What you are asked to do: Copy every record exactly, and keep the pictures out.

Record extracts:
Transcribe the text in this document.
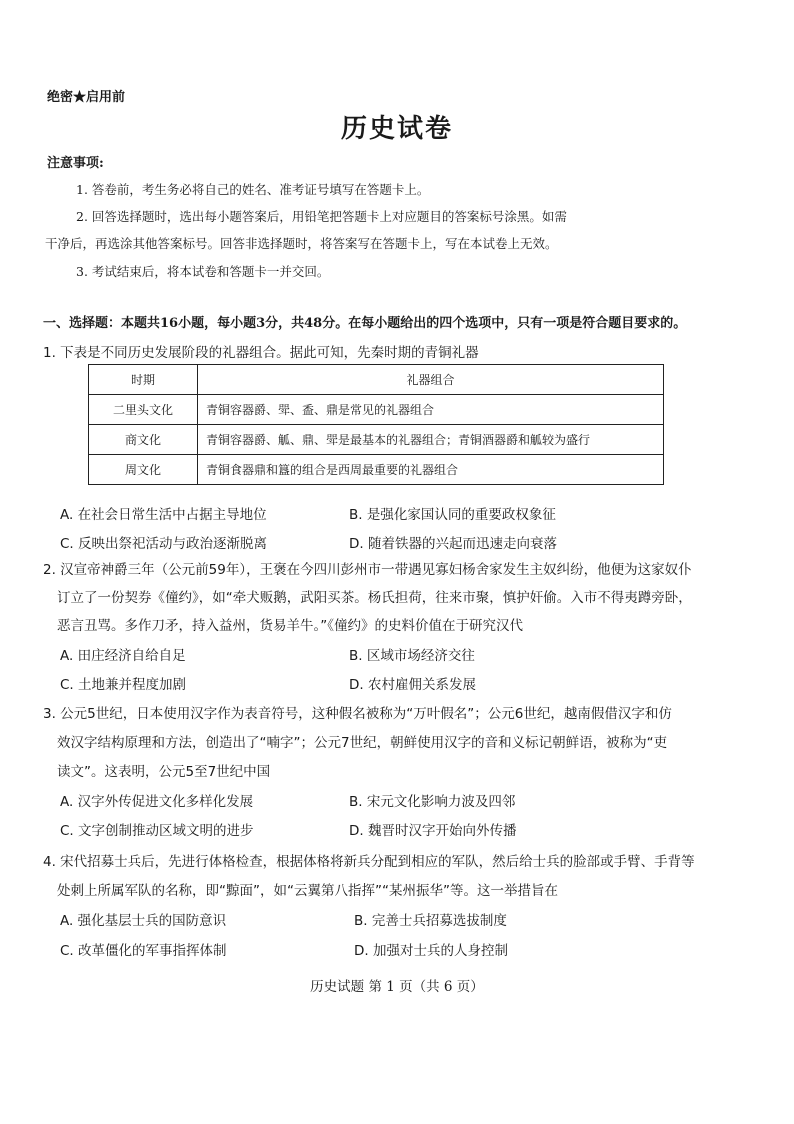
绝密★启用前
历史试卷
注意事项:
1. 答卷前，考生务必将自己的姓名、准考证号填写在答题卡上。
2. 回答选择题时，选出每小题答案后，用铅笔把答题卡上对应题目的答案标号涂黑。如需
干净后，再选涂其他答案标号。回答非选择题时，将答案写在答题卡上，写在本试卷上无效。
3. 考试结束后，将本试卷和答题卡一并交回。
一、选择题：本题共16小题，每小题3分，共48分。在每小题给出的四个选项中，只有一项是符合题目要求的。
1. 下表是不同历史发展阶段的礼器组合。据此可知，先秦时期的青铜礼器
时期	礼器组合
二里头文化	青铜容器爵、斝、盉、鼎是常见的礼器组合
商文化	青铜容器爵、觚、鼎、斝是最基本的礼器组合；青铜酒器爵和觚较为盛行
周文化	青铜食器鼎和簋的组合是西周最重要的礼器组合
A. 在社会日常生活中占据主导地位	B. 是强化家国认同的重要政权象征
C. 反映出祭祀活动与政治逐渐脱离	D. 随着铁器的兴起而迅速走向衰落
2. 汉宣帝神爵三年（公元前59年），王褒在今四川彭州市一带遇见寡妇杨舍家发生主奴纠纷，他便为这家奴仆
订立了一份契券《僮约》，如“牵犬贩鹅，武阳买茶。杨氏担荷，往来市聚，慎护奸偷。入市不得夷蹲旁卧，
恶言丑骂。多作刀矛，持入益州，货易羊牛。”《僮约》的史料价值在于研究汉代
A. 田庄经济自给自足	B. 区域市场经济交往
C. 土地兼并程度加剧	D. 农村雇佣关系发展
3. 公元5世纪，日本使用汉字作为表音符号，这种假名被称为“万叶假名”；公元6世纪，越南假借汉字和仿
效汉字结构原理和方法，创造出了“喃字”；公元7世纪，朝鲜使用汉字的音和义标记朝鲜语，被称为“吏
读文”。这表明，公元5至7世纪中国
A. 汉字外传促进文化多样化发展	B. 宋元文化影响力波及四邻
C. 文字创制推动区域文明的进步	D. 魏晋时汉字开始向外传播
4. 宋代招募士兵后，先进行体格检查，根据体格将新兵分配到相应的军队，然后给士兵的脸部或手臂、手背等
处刺上所属军队的名称，即“黥面”，如“云翼第八指挥”“某州振华”等。这一举措旨在
A. 强化基层士兵的国防意识	B. 完善士兵招募选拔制度
C. 改革僵化的军事指挥体制	D. 加强对士兵的人身控制
历史试题 第 1 页（共 6 页）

Full output:
Transcribe the text in this document.
绝密★启用前
历史试卷
注意事项:
1. 答卷前，考生务必将自己的姓名、准考证号填写在答题卡上。
2. 回答选择题时，选出每小题答案后，用铅笔把答题卡上对应题目的答案标号涂黑。如需
干净后，再选涂其他答案标号。回答非选择题时，将答案写在答题卡上，写在本试卷上无效。
3. 考试结束后，将本试卷和答题卡一并交回。
一、选择题：本题共16小题，每小题3分，共48分。在每小题给出的四个选项中，只有一项是符合题目要求的。
1. 下表是不同历史发展阶段的礼器组合。据此可知，先秦时期的青铜礼器
时期	礼器组合
二里头文化	青铜容器爵、斝、盉、鼎是常见的礼器组合
商文化	青铜容器爵、觚、鼎、斝是最基本的礼器组合；青铜酒器爵和觚较为盛行
周文化	青铜食器鼎和簋的组合是西周最重要的礼器组合
A. 在社会日常生活中占据主导地位	B. 是强化家国认同的重要政权象征
C. 反映出祭祀活动与政治逐渐脱离	D. 随着铁器的兴起而迅速走向衰落
2. 汉宣帝神爵三年（公元前59年），王褒在今四川彭州市一带遇见寡妇杨舍家发生主奴纠纷，他便为这家奴仆
订立了一份契券《僮约》，如“牵犬贩鹅，武阳买茶。杨氏担荷，往来市聚，慎护奸偷。入市不得夷蹲旁卧，
恶言丑骂。多作刀矛，持入益州，货易羊牛。”《僮约》的史料价值在于研究汉代
A. 田庄经济自给自足	B. 区域市场经济交往
C. 土地兼并程度加剧	D. 农村雇佣关系发展
3. 公元5世纪，日本使用汉字作为表音符号，这种假名被称为“万叶假名”；公元6世纪，越南假借汉字和仿
效汉字结构原理和方法，创造出了“喃字”；公元7世纪，朝鲜使用汉字的音和义标记朝鲜语，被称为“吏
读文”。这表明，公元5至7世纪中国
A. 汉字外传促进文化多样化发展	B. 宋元文化影响力波及四邻
C. 文字创制推动区域文明的进步	D. 魏晋时汉字开始向外传播
4. 宋代招募士兵后，先进行体格检查，根据体格将新兵分配到相应的军队，然后给士兵的脸部或手臂、手背等
处刺上所属军队的名称，即“黥面”，如“云翼第八指挥”“某州振华”等。这一举措旨在
A. 强化基层士兵的国防意识	B. 完善士兵招募选拔制度
C. 改革僵化的军事指挥体制	D. 加强对士兵的人身控制
历史试题 第 1 页（共 6 页）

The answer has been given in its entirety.